:: Provided entries ::
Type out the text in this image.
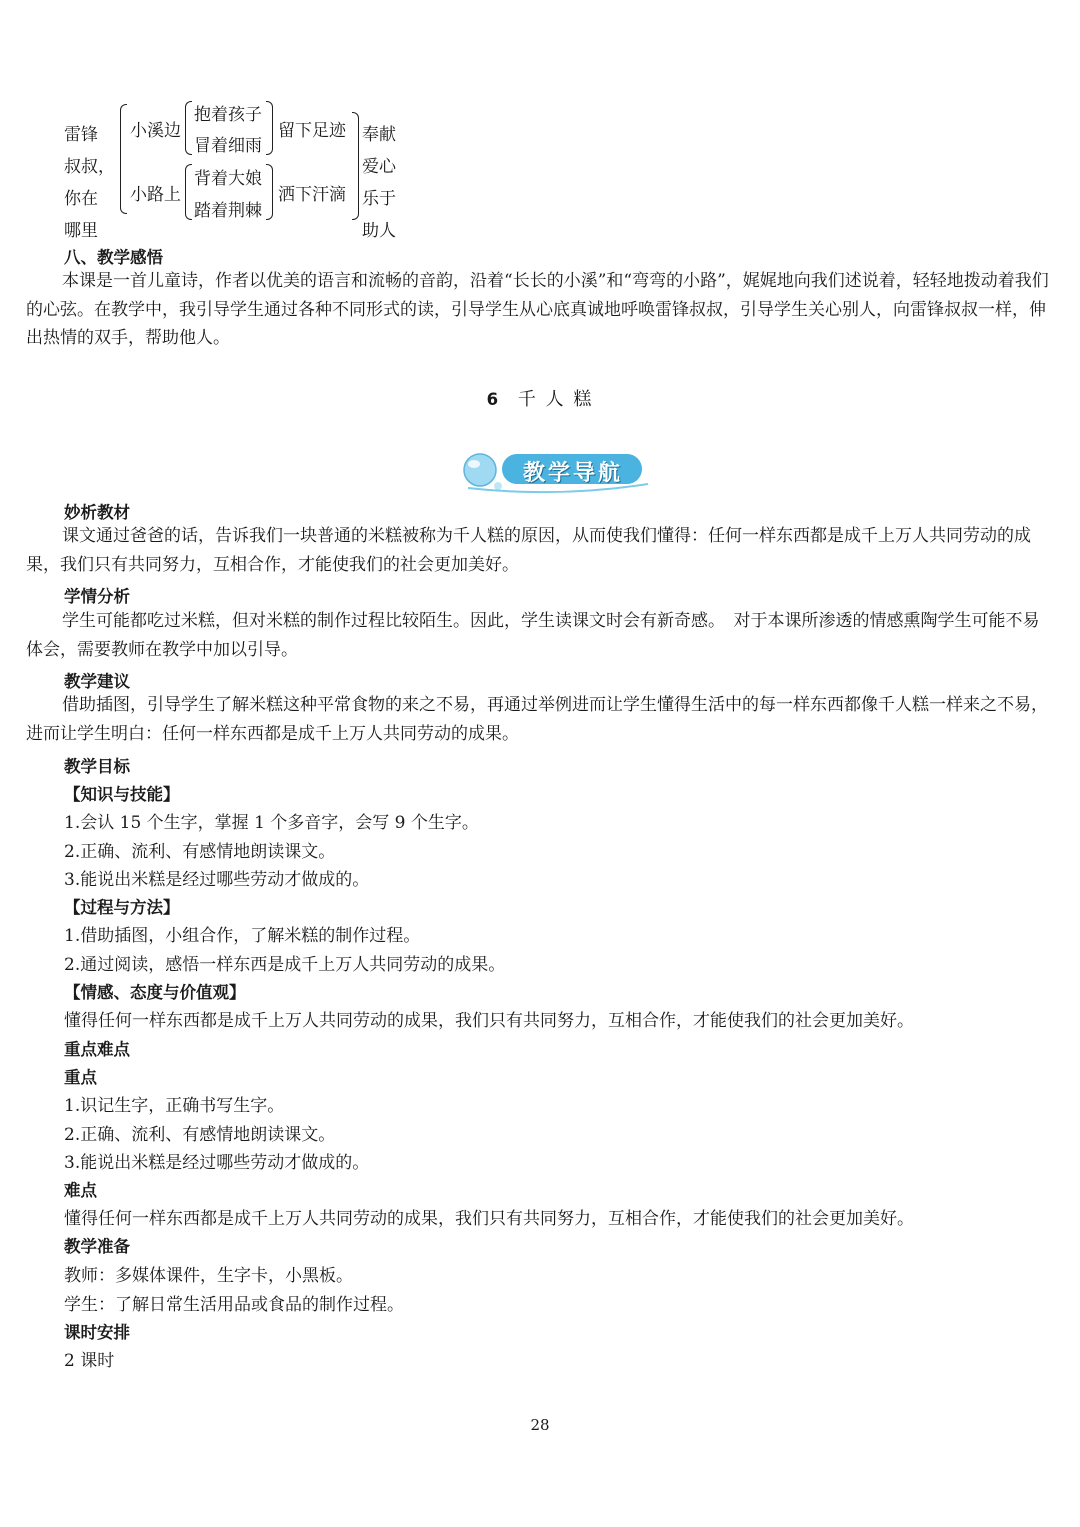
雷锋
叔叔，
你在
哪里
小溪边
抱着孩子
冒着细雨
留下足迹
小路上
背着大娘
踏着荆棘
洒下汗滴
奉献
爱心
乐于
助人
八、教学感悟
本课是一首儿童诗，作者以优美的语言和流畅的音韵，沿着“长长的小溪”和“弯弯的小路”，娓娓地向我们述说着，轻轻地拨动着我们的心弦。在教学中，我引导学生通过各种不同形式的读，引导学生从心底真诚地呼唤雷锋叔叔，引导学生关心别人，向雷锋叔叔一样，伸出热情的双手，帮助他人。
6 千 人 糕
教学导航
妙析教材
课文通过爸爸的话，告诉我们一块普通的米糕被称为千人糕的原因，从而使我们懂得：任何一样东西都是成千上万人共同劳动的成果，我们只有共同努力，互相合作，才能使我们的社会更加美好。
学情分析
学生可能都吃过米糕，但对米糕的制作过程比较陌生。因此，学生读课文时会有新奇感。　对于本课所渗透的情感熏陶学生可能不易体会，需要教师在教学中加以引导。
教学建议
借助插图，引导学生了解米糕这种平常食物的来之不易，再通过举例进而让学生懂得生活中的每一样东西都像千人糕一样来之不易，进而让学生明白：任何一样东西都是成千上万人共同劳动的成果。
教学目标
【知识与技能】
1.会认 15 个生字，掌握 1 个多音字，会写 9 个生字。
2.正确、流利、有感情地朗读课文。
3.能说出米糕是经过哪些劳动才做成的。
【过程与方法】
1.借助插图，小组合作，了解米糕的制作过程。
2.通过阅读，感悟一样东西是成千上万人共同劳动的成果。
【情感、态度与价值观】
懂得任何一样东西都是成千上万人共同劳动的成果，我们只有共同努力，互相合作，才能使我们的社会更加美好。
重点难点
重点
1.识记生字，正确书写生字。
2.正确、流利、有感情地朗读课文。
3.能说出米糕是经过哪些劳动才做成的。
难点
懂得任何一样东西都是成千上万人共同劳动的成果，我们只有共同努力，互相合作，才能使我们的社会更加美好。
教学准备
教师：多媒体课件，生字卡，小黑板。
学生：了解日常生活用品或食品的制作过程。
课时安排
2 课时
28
...
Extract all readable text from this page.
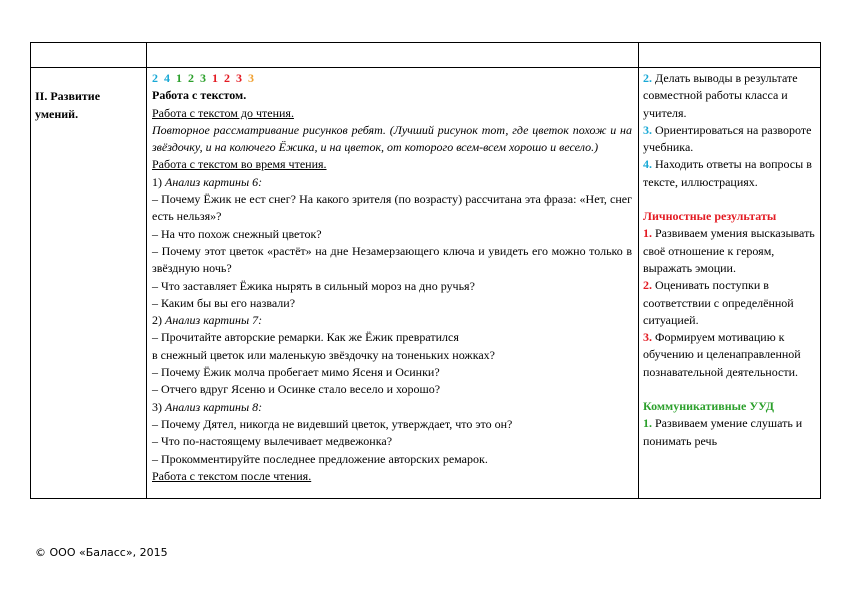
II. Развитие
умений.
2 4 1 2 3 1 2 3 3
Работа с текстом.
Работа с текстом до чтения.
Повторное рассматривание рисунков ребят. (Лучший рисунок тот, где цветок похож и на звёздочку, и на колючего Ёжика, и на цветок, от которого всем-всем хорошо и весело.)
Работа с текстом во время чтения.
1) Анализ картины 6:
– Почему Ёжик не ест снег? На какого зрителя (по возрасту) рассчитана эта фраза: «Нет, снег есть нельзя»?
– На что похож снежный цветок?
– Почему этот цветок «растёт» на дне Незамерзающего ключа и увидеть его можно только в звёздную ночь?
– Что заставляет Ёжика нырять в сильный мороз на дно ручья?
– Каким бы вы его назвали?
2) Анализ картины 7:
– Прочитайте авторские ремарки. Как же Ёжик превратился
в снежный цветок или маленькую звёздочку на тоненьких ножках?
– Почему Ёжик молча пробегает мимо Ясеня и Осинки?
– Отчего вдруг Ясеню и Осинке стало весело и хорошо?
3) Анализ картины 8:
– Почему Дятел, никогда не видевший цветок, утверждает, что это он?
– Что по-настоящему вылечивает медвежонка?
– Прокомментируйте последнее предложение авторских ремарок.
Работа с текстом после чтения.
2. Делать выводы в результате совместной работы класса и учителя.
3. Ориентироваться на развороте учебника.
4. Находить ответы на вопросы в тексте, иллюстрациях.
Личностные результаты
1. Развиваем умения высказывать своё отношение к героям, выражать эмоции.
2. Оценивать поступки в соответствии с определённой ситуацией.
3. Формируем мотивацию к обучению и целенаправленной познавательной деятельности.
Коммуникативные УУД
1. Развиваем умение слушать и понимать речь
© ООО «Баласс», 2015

:: What the task requires ::
Every line containing the string "картины" must be listed.

:: Answer to the problem ::
1) Анализ картины 6:
2) Анализ картины 7:
3) Анализ картины 8:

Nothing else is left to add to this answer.